Excerpts from a layout annotation set
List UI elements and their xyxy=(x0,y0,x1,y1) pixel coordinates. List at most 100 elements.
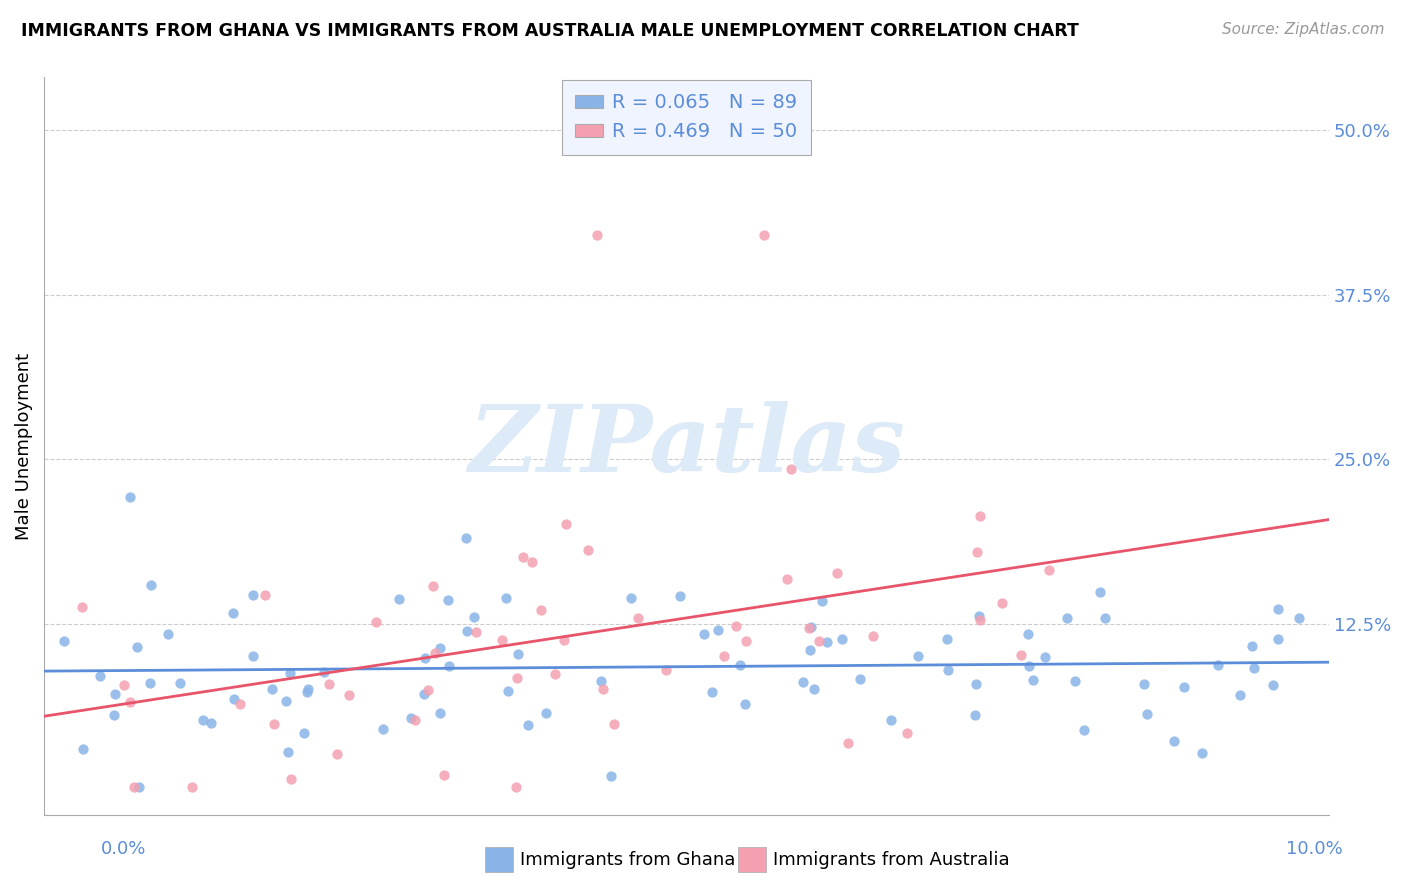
Point xyxy=(1017,627,1039,641)
Point xyxy=(803,682,825,697)
Point xyxy=(825,566,848,581)
Point xyxy=(429,640,451,655)
Text: ZIPatlas: ZIPatlas xyxy=(468,401,905,491)
Point xyxy=(465,624,488,639)
Point xyxy=(620,591,643,605)
Point xyxy=(1163,733,1185,747)
Legend: R = 0.065   N = 89, R = 0.469   N = 50: R = 0.065 N = 89, R = 0.469 N = 50 xyxy=(562,79,811,154)
Point xyxy=(456,531,478,545)
Point xyxy=(1288,611,1310,625)
Point xyxy=(1240,639,1263,653)
Point xyxy=(191,714,214,728)
Bar xyxy=(485,847,513,872)
Point xyxy=(800,619,823,633)
Point xyxy=(693,627,716,641)
Point xyxy=(554,517,576,532)
Point xyxy=(412,687,434,701)
Point xyxy=(935,632,957,646)
Point xyxy=(966,545,988,559)
Bar xyxy=(738,847,766,872)
Point xyxy=(907,649,929,664)
Point xyxy=(112,678,135,692)
Point xyxy=(52,634,75,648)
Point xyxy=(437,593,460,607)
Point xyxy=(1038,563,1060,577)
Point xyxy=(700,685,723,699)
Point xyxy=(463,609,485,624)
Point xyxy=(169,675,191,690)
Point xyxy=(371,722,394,736)
Point xyxy=(337,688,360,702)
Point xyxy=(967,608,990,623)
Point xyxy=(1035,650,1057,665)
Point xyxy=(735,634,758,648)
Point xyxy=(1010,648,1032,662)
Point xyxy=(200,716,222,731)
Point xyxy=(128,780,150,794)
Point xyxy=(544,666,567,681)
Point xyxy=(1022,673,1045,687)
Point xyxy=(728,657,751,672)
Point xyxy=(848,672,870,686)
Text: Immigrants from Ghana: Immigrants from Ghana xyxy=(520,851,735,869)
Point xyxy=(837,736,859,750)
Point xyxy=(938,663,960,677)
Point xyxy=(592,681,614,696)
Point xyxy=(602,717,624,731)
Point xyxy=(70,600,93,615)
Point xyxy=(1173,680,1195,694)
Point xyxy=(797,621,820,635)
Point xyxy=(1243,661,1265,675)
Point xyxy=(965,677,987,691)
Y-axis label: Male Unemployment: Male Unemployment xyxy=(15,352,32,540)
Point xyxy=(326,747,349,761)
Point xyxy=(969,613,991,627)
Point xyxy=(120,491,142,505)
Point xyxy=(399,711,422,725)
Point xyxy=(811,594,834,608)
Point xyxy=(1206,658,1229,673)
Point xyxy=(89,669,111,683)
Point xyxy=(862,629,884,643)
Point xyxy=(776,573,799,587)
Point xyxy=(280,772,302,787)
Point xyxy=(104,687,127,701)
Point xyxy=(274,694,297,708)
Text: Source: ZipAtlas.com: Source: ZipAtlas.com xyxy=(1222,22,1385,37)
Point xyxy=(530,602,553,616)
Point xyxy=(508,648,530,662)
Point xyxy=(318,676,340,690)
Text: IMMIGRANTS FROM GHANA VS IMMIGRANTS FROM AUSTRALIA MALE UNEMPLOYMENT CORRELATION: IMMIGRANTS FROM GHANA VS IMMIGRANTS FROM… xyxy=(21,22,1078,40)
Point xyxy=(1267,602,1289,616)
Point xyxy=(292,726,315,740)
Point xyxy=(253,588,276,602)
Point xyxy=(260,681,283,696)
Point xyxy=(1132,677,1154,691)
Point xyxy=(517,718,540,732)
Point xyxy=(314,665,336,679)
Point xyxy=(505,671,527,685)
Point xyxy=(706,623,728,637)
Point xyxy=(277,745,299,759)
Point xyxy=(880,713,903,727)
Point xyxy=(1094,611,1116,625)
Point xyxy=(418,683,440,698)
Point xyxy=(1056,610,1078,624)
Point xyxy=(627,611,650,625)
Point xyxy=(495,591,517,605)
Point xyxy=(439,659,461,673)
Point xyxy=(991,596,1014,610)
Point xyxy=(655,663,678,677)
Point xyxy=(969,508,991,523)
Point xyxy=(496,684,519,698)
Point xyxy=(491,632,513,647)
Point xyxy=(799,643,821,657)
Point xyxy=(242,648,264,663)
Point xyxy=(576,542,599,557)
Point xyxy=(724,619,747,633)
Point xyxy=(1063,674,1085,689)
Point xyxy=(520,555,543,569)
Point xyxy=(125,640,148,654)
Point xyxy=(1018,659,1040,673)
Point xyxy=(505,780,527,794)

Directions = Format the lines above as a numbered list, omitting any blank ones and the picture.

Answer to this exercise =
1. List UI elements and their xyxy=(x0,y0,x1,y1) pixel coordinates. List at most 100 elements.
2. Point xyxy=(1017,627,1039,641)
3. Point xyxy=(803,682,825,697)
4. Point xyxy=(825,566,848,581)
5. Point xyxy=(429,640,451,655)
6. Text: ZIPatlas: ZIPatlas xyxy=(468,401,905,491)
7. Point xyxy=(465,624,488,639)
8. Point xyxy=(620,591,643,605)
9. Point xyxy=(1163,733,1185,747)
10. Legend: R = 0.065   N = 89, R = 0.469   N = 50: R = 0.065 N = 89, R = 0.469 N = 50 xyxy=(562,79,811,154)
11. Point xyxy=(456,531,478,545)
12. Point xyxy=(1288,611,1310,625)
13. Point xyxy=(1240,639,1263,653)
14. Point xyxy=(191,714,214,728)
15. Bar xyxy=(485,847,513,872)
16. Point xyxy=(800,619,823,633)
17. Point xyxy=(693,627,716,641)
18. Point xyxy=(554,517,576,532)
19. Point xyxy=(412,687,434,701)
20. Point xyxy=(935,632,957,646)
21. Point xyxy=(966,545,988,559)
22. Bar xyxy=(738,847,766,872)
23. Point xyxy=(907,649,929,664)
24. Point xyxy=(112,678,135,692)
25. Point xyxy=(52,634,75,648)
26. Point xyxy=(437,593,460,607)
27. Point xyxy=(1038,563,1060,577)
28. Point xyxy=(700,685,723,699)
29. Point xyxy=(463,609,485,624)
30. Point xyxy=(169,675,191,690)
31. Point xyxy=(371,722,394,736)
32. Point xyxy=(337,688,360,702)
33. Point xyxy=(967,608,990,623)
34. Point xyxy=(1035,650,1057,665)
35. Point xyxy=(735,634,758,648)
36. Point xyxy=(1010,648,1032,662)
37. Point xyxy=(200,716,222,731)
38. Point xyxy=(128,780,150,794)
39. Point xyxy=(544,666,567,681)
40. Point xyxy=(1022,673,1045,687)
41. Point xyxy=(728,657,751,672)
42. Point xyxy=(848,672,870,686)
43. Text: Immigrants from Ghana: Immigrants from Ghana xyxy=(520,851,735,869)
44. Point xyxy=(837,736,859,750)
45. Point xyxy=(938,663,960,677)
46. Point xyxy=(592,681,614,696)
47. Point xyxy=(602,717,624,731)
48. Point xyxy=(70,600,93,615)
49. Point xyxy=(1173,680,1195,694)
50. Point xyxy=(797,621,820,635)
51. Point xyxy=(1243,661,1265,675)
52. Point xyxy=(965,677,987,691)
53. Y-axis label: Male Unemployment: Male Unemployment xyxy=(15,352,32,540)
54. Point xyxy=(326,747,349,761)
55. Point xyxy=(969,613,991,627)
56. Point xyxy=(120,491,142,505)
57. Point xyxy=(399,711,422,725)
58. Point xyxy=(811,594,834,608)
59. Point xyxy=(1206,658,1229,673)
60. Point xyxy=(89,669,111,683)
61. Point xyxy=(862,629,884,643)
62. Point xyxy=(776,573,799,587)
63. Point xyxy=(280,772,302,787)
64. Point xyxy=(104,687,127,701)
65. Point xyxy=(274,694,297,708)
66. Text: Source: ZipAtlas.com: Source: ZipAtlas.com xyxy=(1222,22,1385,37)
67. Point xyxy=(530,602,553,616)
68. Point xyxy=(508,648,530,662)
69. Point xyxy=(318,676,340,690)
70. Text: IMMIGRANTS FROM GHANA VS IMMIGRANTS FROM AUSTRALIA MALE UNEMPLOYMENT CORRELATION: IMMIGRANTS FROM GHANA VS IMMIGRANTS FROM… xyxy=(21,22,1078,40)
71. Point xyxy=(1267,602,1289,616)
72. Point xyxy=(292,726,315,740)
73. Point xyxy=(253,588,276,602)
74. Point xyxy=(260,681,283,696)
75. Point xyxy=(1132,677,1154,691)
76. Point xyxy=(517,718,540,732)
77. Point xyxy=(314,665,336,679)
78. Point xyxy=(505,671,527,685)
79. Point xyxy=(706,623,728,637)
80. Point xyxy=(277,745,299,759)
81. Point xyxy=(880,713,903,727)
82. Point xyxy=(1094,611,1116,625)
83. Point xyxy=(418,683,440,698)
84. Point xyxy=(1056,610,1078,624)
85. Point xyxy=(627,611,650,625)
86. Point xyxy=(495,591,517,605)
87. Point xyxy=(439,659,461,673)
88. Point xyxy=(991,596,1014,610)
89. Point xyxy=(655,663,678,677)
90. Point xyxy=(969,508,991,523)
91. Point xyxy=(496,684,519,698)
92. Point xyxy=(491,632,513,647)
93. Point xyxy=(799,643,821,657)
94. Point xyxy=(242,648,264,663)
95. Point xyxy=(576,542,599,557)
96. Point xyxy=(724,619,747,633)
97. Point xyxy=(1063,674,1085,689)
98. Point xyxy=(520,555,543,569)
99. Point xyxy=(125,640,148,654)
100. Point xyxy=(1018,659,1040,673)
101. Point xyxy=(505,780,527,794)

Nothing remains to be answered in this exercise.